→ **What the task requires**
Show every line below where "filled" can be found.

Records contained in a dataset:

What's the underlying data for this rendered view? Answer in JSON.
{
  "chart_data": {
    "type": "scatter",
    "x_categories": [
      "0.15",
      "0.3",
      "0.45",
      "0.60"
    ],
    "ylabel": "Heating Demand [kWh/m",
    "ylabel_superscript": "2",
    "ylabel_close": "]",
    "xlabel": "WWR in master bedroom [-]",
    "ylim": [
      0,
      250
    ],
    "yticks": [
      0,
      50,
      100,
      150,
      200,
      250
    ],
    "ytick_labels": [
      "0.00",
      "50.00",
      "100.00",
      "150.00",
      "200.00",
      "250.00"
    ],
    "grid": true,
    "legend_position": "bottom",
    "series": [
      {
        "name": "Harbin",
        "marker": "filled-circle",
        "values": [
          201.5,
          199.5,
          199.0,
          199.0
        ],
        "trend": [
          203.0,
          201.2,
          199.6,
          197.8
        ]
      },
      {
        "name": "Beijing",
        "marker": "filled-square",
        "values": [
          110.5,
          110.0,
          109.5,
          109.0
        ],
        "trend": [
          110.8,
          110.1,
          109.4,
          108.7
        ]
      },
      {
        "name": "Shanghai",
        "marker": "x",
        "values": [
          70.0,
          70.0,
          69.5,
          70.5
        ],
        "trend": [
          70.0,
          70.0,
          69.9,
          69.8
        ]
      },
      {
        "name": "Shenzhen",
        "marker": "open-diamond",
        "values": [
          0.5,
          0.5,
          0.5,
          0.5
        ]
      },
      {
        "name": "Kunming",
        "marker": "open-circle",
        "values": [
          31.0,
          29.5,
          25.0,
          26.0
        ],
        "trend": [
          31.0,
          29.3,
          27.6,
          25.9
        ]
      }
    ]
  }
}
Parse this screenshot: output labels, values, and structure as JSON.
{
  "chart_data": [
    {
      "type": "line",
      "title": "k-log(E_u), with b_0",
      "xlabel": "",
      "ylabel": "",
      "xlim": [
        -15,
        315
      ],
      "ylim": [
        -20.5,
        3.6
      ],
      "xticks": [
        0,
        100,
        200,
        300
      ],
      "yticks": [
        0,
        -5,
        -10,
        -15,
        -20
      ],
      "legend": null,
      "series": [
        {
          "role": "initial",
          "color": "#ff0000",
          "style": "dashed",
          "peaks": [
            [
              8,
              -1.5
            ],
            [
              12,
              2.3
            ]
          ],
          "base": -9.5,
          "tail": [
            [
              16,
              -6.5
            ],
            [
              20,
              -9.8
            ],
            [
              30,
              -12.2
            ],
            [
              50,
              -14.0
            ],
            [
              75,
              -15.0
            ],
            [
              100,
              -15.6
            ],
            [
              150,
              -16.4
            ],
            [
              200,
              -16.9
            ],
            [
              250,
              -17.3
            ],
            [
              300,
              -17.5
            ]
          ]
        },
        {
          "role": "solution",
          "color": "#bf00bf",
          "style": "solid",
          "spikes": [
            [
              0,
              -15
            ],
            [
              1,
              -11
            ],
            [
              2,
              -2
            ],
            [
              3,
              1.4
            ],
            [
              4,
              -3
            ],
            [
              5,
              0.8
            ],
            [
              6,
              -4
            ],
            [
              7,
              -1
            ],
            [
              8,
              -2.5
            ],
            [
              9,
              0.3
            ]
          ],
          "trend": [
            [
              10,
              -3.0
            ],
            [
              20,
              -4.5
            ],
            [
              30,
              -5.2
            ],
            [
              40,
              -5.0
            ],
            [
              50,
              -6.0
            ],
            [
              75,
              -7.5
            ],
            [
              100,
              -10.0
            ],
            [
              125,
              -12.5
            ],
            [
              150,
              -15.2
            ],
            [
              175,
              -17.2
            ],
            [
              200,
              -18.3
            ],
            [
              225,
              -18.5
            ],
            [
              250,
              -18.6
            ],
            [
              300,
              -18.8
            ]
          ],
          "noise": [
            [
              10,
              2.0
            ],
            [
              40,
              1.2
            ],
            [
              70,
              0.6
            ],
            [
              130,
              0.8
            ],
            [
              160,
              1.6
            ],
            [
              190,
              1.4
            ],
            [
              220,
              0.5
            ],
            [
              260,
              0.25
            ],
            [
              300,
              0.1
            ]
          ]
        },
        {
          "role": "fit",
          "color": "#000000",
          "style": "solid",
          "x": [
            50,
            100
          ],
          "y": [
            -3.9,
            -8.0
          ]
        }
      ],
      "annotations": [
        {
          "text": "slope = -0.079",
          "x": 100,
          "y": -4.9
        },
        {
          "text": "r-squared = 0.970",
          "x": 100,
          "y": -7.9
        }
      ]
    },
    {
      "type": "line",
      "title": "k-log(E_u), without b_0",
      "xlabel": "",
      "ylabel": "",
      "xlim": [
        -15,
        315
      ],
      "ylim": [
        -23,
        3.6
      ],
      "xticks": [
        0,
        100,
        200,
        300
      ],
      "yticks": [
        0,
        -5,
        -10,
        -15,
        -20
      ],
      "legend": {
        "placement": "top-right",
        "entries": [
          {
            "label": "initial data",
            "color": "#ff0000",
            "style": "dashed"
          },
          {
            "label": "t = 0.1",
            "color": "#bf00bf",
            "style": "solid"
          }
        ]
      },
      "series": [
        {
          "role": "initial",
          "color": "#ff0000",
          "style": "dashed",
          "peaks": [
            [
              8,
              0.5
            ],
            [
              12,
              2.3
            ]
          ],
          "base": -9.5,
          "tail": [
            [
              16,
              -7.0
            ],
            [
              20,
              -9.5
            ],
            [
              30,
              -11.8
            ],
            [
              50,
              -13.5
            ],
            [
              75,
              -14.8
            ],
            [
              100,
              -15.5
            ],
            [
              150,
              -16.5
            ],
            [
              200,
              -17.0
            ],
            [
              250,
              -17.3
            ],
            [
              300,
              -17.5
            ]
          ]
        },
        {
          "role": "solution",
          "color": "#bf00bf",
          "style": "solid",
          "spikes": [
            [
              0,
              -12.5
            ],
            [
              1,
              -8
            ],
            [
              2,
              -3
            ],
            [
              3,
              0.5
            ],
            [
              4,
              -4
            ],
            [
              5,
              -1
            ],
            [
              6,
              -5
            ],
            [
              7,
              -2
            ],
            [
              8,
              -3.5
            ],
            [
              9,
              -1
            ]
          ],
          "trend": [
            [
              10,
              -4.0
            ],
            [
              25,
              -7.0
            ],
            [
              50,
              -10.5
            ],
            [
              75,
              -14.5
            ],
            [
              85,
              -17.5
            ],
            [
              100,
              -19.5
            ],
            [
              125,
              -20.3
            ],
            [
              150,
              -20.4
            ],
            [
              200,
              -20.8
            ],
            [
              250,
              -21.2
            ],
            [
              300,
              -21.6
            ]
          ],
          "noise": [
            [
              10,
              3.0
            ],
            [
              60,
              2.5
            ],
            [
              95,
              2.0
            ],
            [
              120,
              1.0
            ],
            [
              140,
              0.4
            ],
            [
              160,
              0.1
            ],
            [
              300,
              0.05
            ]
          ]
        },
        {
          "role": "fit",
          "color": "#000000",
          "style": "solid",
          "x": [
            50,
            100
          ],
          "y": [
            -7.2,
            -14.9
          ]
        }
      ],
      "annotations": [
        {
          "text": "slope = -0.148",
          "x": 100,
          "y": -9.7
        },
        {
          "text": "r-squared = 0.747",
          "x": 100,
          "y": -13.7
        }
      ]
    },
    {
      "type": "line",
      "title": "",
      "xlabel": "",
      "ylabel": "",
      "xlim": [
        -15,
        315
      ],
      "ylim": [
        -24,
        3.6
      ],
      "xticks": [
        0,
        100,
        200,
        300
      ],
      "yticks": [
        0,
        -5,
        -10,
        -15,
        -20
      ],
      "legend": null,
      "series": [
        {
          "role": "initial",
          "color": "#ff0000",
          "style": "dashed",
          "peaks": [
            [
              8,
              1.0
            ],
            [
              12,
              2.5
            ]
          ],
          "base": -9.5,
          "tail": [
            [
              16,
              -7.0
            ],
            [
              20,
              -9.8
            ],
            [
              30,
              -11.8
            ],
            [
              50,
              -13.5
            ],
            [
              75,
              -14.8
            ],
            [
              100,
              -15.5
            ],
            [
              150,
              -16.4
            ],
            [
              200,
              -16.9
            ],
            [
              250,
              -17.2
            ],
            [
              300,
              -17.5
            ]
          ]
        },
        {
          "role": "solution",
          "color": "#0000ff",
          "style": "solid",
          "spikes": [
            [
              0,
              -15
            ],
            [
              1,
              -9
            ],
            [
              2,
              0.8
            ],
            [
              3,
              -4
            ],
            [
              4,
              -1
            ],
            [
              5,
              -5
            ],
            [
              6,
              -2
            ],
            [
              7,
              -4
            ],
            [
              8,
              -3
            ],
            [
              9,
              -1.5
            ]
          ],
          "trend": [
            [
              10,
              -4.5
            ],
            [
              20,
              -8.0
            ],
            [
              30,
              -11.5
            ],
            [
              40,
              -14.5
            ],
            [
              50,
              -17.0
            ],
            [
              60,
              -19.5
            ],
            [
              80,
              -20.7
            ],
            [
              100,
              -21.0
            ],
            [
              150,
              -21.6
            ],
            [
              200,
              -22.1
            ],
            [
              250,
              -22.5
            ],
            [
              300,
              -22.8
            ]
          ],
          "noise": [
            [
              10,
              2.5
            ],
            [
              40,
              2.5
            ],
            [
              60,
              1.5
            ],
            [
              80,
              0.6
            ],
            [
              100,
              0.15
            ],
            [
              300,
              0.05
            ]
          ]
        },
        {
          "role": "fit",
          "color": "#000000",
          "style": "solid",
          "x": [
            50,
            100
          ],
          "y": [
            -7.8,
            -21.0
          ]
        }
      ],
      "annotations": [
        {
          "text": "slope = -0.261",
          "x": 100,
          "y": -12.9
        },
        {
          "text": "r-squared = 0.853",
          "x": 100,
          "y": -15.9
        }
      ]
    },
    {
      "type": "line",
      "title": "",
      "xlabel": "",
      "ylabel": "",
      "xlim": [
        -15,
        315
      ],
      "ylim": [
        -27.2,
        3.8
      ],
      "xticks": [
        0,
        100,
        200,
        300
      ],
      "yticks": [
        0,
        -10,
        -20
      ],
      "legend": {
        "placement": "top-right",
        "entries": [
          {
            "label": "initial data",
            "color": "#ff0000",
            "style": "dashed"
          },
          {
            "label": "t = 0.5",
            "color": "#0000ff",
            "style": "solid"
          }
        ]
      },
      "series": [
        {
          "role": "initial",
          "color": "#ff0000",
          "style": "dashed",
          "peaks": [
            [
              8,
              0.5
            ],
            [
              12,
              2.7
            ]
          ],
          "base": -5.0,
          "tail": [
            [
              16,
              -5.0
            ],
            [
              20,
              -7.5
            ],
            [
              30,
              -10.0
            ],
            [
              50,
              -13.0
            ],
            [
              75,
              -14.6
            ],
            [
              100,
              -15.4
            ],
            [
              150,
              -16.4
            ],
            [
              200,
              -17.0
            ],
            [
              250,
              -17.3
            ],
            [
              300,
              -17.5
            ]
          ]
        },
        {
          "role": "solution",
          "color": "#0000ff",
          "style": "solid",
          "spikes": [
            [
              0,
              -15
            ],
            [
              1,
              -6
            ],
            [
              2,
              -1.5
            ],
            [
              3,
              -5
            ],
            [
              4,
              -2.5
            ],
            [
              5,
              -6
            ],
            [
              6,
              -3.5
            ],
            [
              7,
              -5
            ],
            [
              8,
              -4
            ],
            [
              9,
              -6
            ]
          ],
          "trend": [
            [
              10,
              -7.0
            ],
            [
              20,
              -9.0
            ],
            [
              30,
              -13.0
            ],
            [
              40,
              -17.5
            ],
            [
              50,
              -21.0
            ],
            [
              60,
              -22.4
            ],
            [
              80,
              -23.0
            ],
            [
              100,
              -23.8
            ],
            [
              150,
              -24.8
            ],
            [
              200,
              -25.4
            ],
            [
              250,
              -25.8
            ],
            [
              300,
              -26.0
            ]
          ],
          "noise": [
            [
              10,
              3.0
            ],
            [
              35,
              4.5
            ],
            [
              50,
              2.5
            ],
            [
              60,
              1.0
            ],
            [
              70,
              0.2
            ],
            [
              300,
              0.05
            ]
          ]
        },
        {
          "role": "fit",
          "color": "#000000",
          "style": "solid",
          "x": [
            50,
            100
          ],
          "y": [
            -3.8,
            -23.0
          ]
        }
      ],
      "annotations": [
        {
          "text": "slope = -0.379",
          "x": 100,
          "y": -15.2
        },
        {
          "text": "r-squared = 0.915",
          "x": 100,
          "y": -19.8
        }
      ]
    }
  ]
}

→ **Finished exercise**
        "marker": "filled-circle",
        "marker": "filled-square",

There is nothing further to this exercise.